→ What you need to do
Would you tally how many lines in the records include the word "säkerhetskultur"? Reply with the number only.

◇ ◇ ◇ ◇ ◇ ◇ ◇

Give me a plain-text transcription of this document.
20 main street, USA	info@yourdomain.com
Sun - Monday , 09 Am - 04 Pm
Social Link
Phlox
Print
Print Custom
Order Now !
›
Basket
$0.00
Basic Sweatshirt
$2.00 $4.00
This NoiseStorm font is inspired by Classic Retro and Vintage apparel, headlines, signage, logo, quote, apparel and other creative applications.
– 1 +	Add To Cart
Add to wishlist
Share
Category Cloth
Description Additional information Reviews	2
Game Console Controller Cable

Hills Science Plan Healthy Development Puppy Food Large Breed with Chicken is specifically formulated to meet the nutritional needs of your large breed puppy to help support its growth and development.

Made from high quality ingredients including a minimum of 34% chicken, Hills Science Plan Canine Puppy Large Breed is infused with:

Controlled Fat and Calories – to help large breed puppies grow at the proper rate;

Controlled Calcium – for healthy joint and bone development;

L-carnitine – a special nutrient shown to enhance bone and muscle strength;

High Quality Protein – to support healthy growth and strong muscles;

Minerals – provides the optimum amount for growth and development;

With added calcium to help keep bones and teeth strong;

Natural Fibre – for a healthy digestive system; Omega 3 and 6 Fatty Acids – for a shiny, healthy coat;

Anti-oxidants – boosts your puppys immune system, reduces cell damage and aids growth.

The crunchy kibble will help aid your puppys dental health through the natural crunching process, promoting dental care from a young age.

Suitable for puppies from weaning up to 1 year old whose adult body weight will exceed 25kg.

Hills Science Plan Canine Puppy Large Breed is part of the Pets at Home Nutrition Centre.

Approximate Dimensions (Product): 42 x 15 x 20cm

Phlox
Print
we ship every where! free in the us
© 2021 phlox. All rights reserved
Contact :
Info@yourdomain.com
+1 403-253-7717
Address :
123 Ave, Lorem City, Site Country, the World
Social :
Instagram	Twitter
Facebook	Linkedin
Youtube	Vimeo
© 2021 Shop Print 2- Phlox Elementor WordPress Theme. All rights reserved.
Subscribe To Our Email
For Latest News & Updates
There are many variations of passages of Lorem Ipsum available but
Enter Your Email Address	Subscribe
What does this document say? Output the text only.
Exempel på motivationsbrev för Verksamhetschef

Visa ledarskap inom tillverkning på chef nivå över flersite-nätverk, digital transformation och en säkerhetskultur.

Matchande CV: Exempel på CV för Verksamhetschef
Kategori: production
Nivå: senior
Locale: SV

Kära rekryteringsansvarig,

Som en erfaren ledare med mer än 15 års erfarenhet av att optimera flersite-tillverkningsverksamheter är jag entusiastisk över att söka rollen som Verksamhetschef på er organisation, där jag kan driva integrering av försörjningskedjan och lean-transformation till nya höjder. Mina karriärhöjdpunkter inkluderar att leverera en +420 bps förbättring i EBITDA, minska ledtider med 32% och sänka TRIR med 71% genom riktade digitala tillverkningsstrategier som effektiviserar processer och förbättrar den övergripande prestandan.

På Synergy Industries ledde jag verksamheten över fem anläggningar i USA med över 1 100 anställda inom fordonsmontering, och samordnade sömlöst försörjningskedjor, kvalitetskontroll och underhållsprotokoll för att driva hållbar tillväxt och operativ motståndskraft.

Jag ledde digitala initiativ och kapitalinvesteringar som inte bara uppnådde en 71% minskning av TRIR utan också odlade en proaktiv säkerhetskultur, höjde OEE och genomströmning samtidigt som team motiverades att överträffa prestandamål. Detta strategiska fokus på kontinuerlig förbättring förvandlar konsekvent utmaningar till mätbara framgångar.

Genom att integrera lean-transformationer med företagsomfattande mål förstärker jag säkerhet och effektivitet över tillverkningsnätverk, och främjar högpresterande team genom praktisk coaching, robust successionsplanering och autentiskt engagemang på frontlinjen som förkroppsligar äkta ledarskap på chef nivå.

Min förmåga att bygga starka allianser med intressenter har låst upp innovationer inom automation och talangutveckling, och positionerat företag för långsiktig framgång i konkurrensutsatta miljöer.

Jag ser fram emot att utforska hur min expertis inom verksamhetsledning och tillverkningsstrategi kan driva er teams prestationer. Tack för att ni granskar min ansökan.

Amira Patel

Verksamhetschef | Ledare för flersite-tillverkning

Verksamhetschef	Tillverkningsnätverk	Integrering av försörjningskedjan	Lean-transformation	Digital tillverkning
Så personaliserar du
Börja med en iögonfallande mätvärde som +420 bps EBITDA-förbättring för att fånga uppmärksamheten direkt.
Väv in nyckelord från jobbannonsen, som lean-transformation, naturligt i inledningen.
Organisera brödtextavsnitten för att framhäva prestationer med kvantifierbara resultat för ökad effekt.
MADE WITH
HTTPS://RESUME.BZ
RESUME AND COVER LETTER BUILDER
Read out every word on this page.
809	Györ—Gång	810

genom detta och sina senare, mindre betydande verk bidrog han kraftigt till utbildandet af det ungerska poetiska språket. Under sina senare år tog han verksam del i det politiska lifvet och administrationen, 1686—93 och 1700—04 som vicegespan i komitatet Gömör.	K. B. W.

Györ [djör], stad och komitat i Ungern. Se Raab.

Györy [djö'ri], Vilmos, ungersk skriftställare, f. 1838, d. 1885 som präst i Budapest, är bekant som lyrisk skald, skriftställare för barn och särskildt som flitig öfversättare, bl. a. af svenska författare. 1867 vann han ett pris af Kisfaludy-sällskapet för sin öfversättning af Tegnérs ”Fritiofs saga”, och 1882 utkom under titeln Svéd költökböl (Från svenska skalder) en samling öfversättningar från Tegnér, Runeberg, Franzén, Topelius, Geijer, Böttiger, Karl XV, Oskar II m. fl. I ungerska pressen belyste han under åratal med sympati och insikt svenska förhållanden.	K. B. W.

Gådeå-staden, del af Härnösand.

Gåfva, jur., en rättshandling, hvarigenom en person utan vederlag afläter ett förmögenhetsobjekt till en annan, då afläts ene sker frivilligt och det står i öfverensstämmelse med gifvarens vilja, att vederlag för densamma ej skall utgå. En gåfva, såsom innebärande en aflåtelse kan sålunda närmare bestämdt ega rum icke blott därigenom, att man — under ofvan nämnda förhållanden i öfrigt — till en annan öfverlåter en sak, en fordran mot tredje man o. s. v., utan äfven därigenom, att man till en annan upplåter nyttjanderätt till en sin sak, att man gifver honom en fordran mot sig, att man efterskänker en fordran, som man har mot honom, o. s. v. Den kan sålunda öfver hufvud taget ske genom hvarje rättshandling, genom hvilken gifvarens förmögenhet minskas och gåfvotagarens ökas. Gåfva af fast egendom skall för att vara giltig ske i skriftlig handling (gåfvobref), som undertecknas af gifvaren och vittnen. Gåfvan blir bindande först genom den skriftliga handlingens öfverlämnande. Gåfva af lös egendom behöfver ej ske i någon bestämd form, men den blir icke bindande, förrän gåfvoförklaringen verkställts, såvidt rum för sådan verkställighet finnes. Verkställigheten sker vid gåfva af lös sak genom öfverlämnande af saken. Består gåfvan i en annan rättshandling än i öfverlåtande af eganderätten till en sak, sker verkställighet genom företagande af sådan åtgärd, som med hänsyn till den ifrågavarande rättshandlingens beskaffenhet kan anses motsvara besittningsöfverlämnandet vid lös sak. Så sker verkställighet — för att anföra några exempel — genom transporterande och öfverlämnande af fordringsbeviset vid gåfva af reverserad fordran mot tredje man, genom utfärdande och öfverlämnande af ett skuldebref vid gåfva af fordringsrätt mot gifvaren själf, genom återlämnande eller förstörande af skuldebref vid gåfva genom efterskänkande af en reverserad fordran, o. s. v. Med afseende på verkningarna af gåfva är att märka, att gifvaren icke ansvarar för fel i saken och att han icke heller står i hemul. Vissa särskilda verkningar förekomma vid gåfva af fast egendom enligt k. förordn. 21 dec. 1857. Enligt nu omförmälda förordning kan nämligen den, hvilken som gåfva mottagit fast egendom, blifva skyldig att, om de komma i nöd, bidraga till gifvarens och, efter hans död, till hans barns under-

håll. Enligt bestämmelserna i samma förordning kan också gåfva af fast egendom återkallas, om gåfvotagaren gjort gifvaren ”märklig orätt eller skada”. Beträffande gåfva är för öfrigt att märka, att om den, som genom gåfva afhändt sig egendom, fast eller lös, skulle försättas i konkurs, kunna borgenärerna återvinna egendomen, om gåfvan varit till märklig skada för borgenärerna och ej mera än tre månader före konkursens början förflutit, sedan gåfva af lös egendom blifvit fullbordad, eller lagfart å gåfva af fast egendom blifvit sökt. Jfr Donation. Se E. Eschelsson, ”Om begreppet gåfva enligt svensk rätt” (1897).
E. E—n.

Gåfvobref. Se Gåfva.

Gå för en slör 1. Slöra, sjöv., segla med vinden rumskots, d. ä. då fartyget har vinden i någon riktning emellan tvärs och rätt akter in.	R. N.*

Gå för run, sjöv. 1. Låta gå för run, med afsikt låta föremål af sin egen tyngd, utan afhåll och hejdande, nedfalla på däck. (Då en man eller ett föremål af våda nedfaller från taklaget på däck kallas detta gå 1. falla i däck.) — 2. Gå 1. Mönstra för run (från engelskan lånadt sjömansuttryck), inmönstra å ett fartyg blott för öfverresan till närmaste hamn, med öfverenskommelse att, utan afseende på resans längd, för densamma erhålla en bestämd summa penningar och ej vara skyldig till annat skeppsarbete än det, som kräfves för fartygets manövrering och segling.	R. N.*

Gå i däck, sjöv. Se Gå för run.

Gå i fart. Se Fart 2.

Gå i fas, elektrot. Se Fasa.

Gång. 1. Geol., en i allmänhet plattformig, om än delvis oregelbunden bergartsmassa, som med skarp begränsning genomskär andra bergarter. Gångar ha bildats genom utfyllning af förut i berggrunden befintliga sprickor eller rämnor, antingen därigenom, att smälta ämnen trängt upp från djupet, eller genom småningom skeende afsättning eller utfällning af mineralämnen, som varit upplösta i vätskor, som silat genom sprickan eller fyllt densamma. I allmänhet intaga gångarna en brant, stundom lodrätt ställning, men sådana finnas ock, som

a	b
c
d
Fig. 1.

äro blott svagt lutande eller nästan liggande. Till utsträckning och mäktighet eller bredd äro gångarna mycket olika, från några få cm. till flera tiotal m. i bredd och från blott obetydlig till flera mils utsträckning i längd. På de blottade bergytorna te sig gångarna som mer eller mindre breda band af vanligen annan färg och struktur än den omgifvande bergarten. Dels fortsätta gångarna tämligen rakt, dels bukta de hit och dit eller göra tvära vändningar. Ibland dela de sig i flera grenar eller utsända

◇ ◇ ◇ ◇ ◇ ◇ ◇

→ Solved problem
2